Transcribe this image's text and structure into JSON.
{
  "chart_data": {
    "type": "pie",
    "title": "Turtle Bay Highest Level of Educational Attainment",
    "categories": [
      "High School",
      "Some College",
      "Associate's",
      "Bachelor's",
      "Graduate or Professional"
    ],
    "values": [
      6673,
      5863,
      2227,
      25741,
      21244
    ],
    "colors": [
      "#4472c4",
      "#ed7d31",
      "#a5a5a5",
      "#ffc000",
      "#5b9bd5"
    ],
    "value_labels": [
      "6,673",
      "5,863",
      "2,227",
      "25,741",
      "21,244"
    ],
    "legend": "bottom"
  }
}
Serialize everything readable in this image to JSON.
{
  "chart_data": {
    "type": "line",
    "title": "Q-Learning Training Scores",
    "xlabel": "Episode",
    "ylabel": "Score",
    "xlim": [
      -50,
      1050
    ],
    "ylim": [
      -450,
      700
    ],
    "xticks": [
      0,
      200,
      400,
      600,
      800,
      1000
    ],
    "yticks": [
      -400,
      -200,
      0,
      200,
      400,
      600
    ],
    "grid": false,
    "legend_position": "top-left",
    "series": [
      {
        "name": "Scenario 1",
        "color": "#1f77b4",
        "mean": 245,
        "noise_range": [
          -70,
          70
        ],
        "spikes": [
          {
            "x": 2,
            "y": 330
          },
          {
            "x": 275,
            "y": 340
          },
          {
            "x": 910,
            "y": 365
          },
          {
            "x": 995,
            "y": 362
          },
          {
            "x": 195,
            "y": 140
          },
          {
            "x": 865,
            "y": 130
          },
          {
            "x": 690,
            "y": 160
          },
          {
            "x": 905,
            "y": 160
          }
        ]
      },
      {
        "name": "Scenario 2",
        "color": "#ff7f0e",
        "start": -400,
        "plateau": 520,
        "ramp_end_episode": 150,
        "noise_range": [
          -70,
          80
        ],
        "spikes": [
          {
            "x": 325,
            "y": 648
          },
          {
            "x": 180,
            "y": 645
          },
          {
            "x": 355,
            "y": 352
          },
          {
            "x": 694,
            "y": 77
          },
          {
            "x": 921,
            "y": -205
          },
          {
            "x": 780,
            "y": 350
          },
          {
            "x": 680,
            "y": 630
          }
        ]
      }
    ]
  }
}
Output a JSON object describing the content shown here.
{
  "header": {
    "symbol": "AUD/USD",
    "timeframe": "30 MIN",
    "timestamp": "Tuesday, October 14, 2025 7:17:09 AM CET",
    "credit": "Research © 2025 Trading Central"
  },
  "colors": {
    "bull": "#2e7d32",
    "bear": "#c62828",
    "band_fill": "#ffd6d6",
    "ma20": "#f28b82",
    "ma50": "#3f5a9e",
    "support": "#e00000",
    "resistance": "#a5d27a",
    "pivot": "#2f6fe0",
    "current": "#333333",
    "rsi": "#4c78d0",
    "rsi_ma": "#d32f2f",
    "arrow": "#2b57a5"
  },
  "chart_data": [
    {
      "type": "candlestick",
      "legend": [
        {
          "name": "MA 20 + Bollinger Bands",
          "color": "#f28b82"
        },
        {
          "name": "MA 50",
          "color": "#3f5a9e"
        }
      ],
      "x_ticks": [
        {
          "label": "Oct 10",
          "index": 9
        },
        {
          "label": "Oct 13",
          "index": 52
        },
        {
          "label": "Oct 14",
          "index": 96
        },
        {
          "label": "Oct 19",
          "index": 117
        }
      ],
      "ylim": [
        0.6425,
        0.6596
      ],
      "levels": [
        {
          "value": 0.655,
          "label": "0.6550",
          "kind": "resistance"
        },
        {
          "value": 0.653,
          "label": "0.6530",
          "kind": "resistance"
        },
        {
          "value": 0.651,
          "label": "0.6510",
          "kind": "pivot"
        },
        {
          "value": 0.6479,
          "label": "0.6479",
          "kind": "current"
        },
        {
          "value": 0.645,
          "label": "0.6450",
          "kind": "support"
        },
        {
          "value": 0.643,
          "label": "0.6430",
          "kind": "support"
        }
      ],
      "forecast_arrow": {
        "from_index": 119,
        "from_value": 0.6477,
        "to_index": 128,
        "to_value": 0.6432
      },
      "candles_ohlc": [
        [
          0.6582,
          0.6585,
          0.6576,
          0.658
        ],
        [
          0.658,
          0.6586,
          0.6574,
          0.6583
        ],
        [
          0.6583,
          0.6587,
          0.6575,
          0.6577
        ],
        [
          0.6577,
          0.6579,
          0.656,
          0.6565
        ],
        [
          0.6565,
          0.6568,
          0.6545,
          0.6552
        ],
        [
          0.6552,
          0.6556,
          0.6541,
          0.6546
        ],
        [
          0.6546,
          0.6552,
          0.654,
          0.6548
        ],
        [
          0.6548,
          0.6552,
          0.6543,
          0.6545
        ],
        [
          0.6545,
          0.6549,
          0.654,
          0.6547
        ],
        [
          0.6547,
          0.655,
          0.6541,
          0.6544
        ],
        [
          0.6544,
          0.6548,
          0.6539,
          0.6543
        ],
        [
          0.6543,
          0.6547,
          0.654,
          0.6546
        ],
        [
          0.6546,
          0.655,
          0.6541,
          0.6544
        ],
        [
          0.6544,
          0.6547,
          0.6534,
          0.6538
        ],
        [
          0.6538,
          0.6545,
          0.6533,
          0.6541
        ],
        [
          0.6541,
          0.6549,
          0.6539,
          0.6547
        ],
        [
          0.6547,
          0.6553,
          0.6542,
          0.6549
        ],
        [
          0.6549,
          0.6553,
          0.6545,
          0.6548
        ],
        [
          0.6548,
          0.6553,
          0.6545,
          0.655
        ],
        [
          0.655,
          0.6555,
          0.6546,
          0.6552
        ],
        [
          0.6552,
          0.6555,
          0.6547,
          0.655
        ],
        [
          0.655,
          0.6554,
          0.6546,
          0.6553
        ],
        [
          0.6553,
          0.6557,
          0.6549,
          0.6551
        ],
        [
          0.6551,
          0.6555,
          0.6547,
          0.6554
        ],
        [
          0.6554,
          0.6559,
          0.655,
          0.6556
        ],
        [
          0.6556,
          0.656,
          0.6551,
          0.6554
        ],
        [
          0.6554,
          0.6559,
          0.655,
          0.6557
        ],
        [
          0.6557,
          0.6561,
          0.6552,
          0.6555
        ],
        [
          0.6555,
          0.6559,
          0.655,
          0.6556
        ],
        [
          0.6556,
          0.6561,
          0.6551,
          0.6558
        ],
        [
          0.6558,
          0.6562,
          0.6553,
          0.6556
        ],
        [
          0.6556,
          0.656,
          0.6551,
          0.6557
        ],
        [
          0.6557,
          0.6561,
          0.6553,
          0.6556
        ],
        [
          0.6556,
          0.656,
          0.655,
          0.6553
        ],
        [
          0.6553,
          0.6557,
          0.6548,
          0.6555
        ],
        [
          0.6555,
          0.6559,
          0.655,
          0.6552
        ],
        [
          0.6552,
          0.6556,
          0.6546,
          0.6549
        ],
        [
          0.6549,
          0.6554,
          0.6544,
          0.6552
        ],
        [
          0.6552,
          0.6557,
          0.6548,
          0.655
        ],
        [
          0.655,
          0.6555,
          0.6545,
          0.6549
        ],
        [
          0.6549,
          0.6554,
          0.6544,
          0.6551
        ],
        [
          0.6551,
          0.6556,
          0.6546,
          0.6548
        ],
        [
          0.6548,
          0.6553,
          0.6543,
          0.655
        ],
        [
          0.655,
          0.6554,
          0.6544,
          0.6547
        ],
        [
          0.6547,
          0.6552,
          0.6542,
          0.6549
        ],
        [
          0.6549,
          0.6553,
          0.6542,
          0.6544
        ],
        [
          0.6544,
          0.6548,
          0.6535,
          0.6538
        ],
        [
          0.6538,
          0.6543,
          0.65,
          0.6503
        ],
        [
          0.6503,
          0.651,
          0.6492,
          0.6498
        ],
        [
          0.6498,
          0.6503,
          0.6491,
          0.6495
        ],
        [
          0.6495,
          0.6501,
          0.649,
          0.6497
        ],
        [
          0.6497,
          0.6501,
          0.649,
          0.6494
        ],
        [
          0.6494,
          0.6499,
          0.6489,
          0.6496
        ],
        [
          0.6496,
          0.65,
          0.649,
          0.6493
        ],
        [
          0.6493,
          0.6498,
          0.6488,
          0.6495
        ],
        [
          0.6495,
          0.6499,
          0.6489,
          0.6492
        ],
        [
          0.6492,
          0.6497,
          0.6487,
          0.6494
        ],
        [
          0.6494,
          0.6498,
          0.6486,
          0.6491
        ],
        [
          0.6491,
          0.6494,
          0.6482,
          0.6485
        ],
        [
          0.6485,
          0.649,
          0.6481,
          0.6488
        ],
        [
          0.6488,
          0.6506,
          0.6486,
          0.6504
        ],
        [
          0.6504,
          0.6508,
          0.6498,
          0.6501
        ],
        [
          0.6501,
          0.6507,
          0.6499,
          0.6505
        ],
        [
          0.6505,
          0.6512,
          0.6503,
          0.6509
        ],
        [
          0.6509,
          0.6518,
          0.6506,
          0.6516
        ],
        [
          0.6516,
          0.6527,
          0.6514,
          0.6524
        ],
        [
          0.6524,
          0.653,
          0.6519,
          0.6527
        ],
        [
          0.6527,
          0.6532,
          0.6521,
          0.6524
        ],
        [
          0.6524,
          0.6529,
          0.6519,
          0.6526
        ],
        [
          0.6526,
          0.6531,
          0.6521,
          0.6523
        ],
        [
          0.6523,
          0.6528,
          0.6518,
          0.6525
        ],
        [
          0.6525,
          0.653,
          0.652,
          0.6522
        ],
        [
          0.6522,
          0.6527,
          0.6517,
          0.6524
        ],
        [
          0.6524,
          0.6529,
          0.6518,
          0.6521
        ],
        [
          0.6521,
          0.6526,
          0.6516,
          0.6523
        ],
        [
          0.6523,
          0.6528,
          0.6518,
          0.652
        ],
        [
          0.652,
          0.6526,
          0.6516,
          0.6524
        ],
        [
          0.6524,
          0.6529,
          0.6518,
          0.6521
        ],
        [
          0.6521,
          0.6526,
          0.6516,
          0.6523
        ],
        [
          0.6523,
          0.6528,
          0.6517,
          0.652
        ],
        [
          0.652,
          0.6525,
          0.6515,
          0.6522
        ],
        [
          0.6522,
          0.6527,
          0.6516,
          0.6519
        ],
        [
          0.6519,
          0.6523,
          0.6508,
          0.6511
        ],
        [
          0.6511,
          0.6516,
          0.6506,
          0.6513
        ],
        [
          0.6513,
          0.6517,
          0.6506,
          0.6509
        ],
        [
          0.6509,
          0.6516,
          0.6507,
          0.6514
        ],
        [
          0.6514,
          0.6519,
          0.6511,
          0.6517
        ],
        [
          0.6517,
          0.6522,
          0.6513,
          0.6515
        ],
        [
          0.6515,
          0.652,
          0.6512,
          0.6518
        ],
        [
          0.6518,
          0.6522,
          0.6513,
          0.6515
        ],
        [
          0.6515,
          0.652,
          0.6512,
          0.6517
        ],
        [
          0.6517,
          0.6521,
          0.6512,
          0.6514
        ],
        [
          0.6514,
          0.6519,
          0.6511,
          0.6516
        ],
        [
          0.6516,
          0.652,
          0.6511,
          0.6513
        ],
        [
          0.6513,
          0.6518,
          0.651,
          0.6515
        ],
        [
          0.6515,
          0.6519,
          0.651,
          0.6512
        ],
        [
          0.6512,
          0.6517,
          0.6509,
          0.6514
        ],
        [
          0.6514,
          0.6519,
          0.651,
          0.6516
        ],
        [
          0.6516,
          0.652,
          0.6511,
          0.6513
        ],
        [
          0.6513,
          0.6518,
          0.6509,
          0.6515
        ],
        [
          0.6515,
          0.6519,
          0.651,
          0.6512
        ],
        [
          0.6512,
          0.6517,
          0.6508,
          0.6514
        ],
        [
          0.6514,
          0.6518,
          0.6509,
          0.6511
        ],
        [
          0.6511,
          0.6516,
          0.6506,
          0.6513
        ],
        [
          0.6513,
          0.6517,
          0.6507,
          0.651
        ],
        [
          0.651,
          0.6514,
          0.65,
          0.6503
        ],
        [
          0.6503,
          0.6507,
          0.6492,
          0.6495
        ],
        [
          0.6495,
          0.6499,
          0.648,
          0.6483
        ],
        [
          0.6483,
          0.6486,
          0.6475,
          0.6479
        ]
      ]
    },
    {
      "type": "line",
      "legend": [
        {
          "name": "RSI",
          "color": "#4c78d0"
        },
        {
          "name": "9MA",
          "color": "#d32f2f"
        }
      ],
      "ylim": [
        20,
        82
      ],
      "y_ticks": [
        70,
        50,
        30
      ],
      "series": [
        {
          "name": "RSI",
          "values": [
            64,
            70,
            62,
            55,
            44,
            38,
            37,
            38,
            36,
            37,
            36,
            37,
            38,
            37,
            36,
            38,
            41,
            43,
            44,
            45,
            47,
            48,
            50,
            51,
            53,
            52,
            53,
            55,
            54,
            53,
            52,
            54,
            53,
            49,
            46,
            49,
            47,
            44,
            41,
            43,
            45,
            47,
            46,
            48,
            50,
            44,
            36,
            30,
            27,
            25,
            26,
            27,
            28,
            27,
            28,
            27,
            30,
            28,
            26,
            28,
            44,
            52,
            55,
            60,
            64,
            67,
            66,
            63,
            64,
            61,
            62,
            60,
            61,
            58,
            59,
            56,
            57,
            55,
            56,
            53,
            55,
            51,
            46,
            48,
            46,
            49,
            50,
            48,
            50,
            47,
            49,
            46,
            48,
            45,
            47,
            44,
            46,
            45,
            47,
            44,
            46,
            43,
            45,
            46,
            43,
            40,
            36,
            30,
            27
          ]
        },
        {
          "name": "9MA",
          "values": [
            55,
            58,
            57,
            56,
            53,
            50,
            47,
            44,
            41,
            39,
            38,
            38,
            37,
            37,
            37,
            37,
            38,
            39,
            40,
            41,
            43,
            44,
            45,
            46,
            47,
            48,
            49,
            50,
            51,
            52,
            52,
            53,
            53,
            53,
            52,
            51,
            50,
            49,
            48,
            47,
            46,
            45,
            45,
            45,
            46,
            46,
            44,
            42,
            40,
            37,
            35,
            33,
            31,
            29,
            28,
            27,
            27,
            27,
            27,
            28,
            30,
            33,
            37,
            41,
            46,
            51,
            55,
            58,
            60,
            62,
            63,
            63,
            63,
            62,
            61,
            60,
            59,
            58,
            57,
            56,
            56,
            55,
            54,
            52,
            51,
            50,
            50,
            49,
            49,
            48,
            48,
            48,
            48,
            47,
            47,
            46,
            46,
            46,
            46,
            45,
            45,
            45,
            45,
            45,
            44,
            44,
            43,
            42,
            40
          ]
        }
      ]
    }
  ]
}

▸ TASK STATEMENT: Extract all lines from the material above that include the word "image".

▸ COMPLETE OUTPUT:
Transcribe this image's text and structure into JSON.
Serialize everything readable in this image to JSON.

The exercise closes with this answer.